- What to do:
A – In the text on support group forms, what is the stated purpose of the Confidentiality Agreement?
B – Carry on the text about support group forms and handouts, picking up after its final sentence.

- Document text:
INSIDE THE RESTORATION SUPPORT GROUP
CLASS FORMS AND HANDOUTS
There are three forms that are essential tools you need for your group. Tools for privacy, confidentiality and liability. This is no small matter.
Being a leader brings with it a new level of responsibility in protecting both you, your center and your client. To learn more about privacy policies, let me invite you to view one of the reports from www.Monday-Minute.com where my research reported about new privacy laws and issues facing nonprofits and online sites.
This section covers tools like the confidentiality agreement, liability release, and the CLASS CARE PLAN.
Certainly, you should have your own center’s Board or Attorney prepare the actual form for your center. Our downloads are just a sample. It is important to have all three forms available. You may want to print the confidentiality and liability release with a privacy guarantee statement on the front and back of one page.
A. CONFIDENTIALITY AGREEMENT
Confidentiality agreements is an essential tool every support group needs. Whether it is for your personal protection, the protection of your center’s board of directors or if it is to protect the client you are serving, confidentiality agreements are important.
Use this as a model to write your own agreement specific and unique to your group.
The purpose of the Confidentiality Agreement is to reduce the possibility of future lawsuits from participants. We know that the persons we serve are likely to strike back at us even though we are trying to help them. This agreement establishes a waiver of liability at the beginning of the class. This is one of the first items you should hand out in a live class setting.
In common law jurisdictions, the duty of confidentiality obliges a solicitor to respect the confidentiality of his or her client’s affairs. Information that a solicitor obtains about his or her clients’ affairs may be confidential, and must not be used for the benefit of persons not authorized by the client. Confidentiality is a prerequisite for legal professional privilege to hold.
Ideas for using a confidentiality form:
1. Keep it to one page.
2. Address the content specific to your unique approach to recovery.
3. Be sure to advise your client of what is expected of her and what to expect.
The Confidentiality Form will…
1. Protect your clients privacy
2. Protect you and your center’s personnel
3. Demonstrate to your client that you are professional
4. Provide a formal documentation of your agreement between yourself and your client.
Mutual contracts are used to involve both parties.
Because you are involved in behavioral coaching and encouragement in a restoration session and because this process involves a person’s openly sharing personal, private data with others and with you the leader, that feedback and exposure to private, personal data creates the need for a mutual agreement of confidentiality.
Assignment: Grab the Sample Confidentiality agreement from our DOWNLOADS and print it for your own use. Create your own agreement on your center’s letterhead. Make sure that before any session is started, that you pass out the confidentiality agreement for each individual to sign. Keep these in a safe place, like a support group folder.

- Items from a dataset:
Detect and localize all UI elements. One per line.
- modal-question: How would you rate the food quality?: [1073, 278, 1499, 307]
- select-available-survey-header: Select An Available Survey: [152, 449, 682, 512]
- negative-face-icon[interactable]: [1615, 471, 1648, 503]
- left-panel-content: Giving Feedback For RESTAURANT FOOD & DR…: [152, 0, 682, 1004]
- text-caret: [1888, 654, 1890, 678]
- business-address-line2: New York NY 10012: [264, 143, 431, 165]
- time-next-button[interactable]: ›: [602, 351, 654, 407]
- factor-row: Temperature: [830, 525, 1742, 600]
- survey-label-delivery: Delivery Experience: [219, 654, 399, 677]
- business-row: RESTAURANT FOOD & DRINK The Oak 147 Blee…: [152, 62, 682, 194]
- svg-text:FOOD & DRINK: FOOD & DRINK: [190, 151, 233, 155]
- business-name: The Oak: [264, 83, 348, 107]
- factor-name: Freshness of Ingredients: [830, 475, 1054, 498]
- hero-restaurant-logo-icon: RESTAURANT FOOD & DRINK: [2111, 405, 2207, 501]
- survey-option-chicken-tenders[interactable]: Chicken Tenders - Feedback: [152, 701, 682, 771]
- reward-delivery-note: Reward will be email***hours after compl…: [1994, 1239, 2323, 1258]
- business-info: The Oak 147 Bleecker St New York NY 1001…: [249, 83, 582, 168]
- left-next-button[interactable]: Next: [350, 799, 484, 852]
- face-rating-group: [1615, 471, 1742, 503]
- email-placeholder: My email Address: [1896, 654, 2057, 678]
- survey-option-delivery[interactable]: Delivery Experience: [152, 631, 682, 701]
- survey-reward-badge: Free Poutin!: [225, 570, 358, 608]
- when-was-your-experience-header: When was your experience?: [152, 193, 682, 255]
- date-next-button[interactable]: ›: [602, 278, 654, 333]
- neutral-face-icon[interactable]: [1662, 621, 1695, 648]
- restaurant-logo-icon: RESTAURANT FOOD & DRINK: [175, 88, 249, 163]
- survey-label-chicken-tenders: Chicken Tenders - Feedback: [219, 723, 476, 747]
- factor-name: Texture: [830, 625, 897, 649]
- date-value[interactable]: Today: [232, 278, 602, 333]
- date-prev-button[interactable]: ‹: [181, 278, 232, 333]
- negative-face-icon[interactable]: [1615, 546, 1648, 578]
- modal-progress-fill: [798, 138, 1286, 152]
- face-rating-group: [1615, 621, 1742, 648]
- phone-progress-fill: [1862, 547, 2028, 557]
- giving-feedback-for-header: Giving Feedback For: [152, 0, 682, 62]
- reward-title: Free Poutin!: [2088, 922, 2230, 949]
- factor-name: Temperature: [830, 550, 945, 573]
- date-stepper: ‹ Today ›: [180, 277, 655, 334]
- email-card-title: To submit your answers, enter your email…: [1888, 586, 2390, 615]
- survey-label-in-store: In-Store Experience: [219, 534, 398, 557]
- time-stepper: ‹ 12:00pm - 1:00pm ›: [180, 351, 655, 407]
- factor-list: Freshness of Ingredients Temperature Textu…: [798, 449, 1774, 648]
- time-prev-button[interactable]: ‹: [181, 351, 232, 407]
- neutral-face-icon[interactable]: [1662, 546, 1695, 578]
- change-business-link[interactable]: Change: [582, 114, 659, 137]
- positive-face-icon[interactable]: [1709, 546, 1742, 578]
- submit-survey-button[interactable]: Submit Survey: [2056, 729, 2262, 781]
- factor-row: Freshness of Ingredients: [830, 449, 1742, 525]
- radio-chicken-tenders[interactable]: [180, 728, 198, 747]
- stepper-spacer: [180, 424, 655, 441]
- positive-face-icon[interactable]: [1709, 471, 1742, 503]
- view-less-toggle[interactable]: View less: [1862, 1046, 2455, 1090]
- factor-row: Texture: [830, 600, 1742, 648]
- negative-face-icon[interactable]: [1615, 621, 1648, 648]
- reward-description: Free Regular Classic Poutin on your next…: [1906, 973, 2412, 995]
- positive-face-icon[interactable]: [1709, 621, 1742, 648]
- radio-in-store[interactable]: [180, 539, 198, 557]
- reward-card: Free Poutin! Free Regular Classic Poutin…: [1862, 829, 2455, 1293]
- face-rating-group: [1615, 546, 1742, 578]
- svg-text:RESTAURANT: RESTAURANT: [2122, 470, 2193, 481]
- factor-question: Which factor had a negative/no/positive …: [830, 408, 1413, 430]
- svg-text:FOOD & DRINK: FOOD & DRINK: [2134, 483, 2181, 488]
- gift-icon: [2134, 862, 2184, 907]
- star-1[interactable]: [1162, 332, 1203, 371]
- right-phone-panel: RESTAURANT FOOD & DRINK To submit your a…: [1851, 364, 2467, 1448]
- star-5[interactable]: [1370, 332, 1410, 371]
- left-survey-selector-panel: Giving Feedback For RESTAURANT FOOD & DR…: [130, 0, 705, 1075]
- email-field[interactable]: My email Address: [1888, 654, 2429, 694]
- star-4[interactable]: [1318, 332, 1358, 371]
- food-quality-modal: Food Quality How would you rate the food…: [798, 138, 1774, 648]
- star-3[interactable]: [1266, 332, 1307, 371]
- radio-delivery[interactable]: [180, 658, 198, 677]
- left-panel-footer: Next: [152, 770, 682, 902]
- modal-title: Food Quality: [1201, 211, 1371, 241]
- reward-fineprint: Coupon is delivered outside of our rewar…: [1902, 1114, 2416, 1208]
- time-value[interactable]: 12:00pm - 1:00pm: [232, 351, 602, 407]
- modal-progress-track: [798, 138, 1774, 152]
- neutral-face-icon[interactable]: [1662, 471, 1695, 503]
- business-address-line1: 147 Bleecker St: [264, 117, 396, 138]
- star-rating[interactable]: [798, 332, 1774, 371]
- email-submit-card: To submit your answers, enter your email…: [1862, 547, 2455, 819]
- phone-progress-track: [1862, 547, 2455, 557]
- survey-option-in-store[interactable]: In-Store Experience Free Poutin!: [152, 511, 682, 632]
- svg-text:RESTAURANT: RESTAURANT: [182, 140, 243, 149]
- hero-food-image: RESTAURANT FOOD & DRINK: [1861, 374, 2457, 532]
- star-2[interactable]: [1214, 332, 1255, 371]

- Results of the exercise:
A – To reduce the possibility of future lawsuits from participants.

B –
It is common to hear a statement in recovery: “What is said here stays here!”
Your role in leading a group must exhibit a focused protection of her privacy at all costs.
B. LIABILITY RELEASE
Assumption of Risk and Release by Recovery Participant is a faced by every recovery support group. We know that the other side openly claims that we ‘harm’ women by inflicting judgemental guilt upon them for having had the abortion. We also know that ‘plants’ are being sent to centers to purposely catch them in the act. Thus, the liability risk is far to great in today’s litigious culture to not pay attention to the importance of a signed liability release before an individual starts participating in a support group.
Main things you can expect a Liability Release to provide your outreach:
Safety from the risk of potential law suits against your ministry
A legal document if signed by someone over the age of 18 in most states
Demonstrates your clients willingness to allow you to serve her.
Here is a sample Liability form for you to consider. You can print this page and create your own customized liabiliiity release. At Last Harvest, when I lead a support group or weekend retreat, I combine the confidentiality and liability release into a single sheet. they sign one side, flip it over to sign the other. It is then easy to manage because both forms are stored together. DOWNLOAD THE LIABILITY RELEASE
LIABILITY RELEASE, WAIVER, DISCHARGE, AND COVENANT NOT TO SUE
This is a legally-binding Release made by me, ________________________________, (please print your name) to YOUR CENTER’S NAME GOES HERE
I fully recognize that there are dangers and risks to which I may be exposed by participating in (Name and type of activity) during (time period). The following is a description and examples of specific, significant, non-obvious dangers and risks associated with this activity:
I understand that YOUR CENTER does not require me to participate in the recovery course, but I want to do so voluntarily, despite the possible dangers of private issues being discussed openly and risks emotional feelings and trauma I may experience and despite this Release.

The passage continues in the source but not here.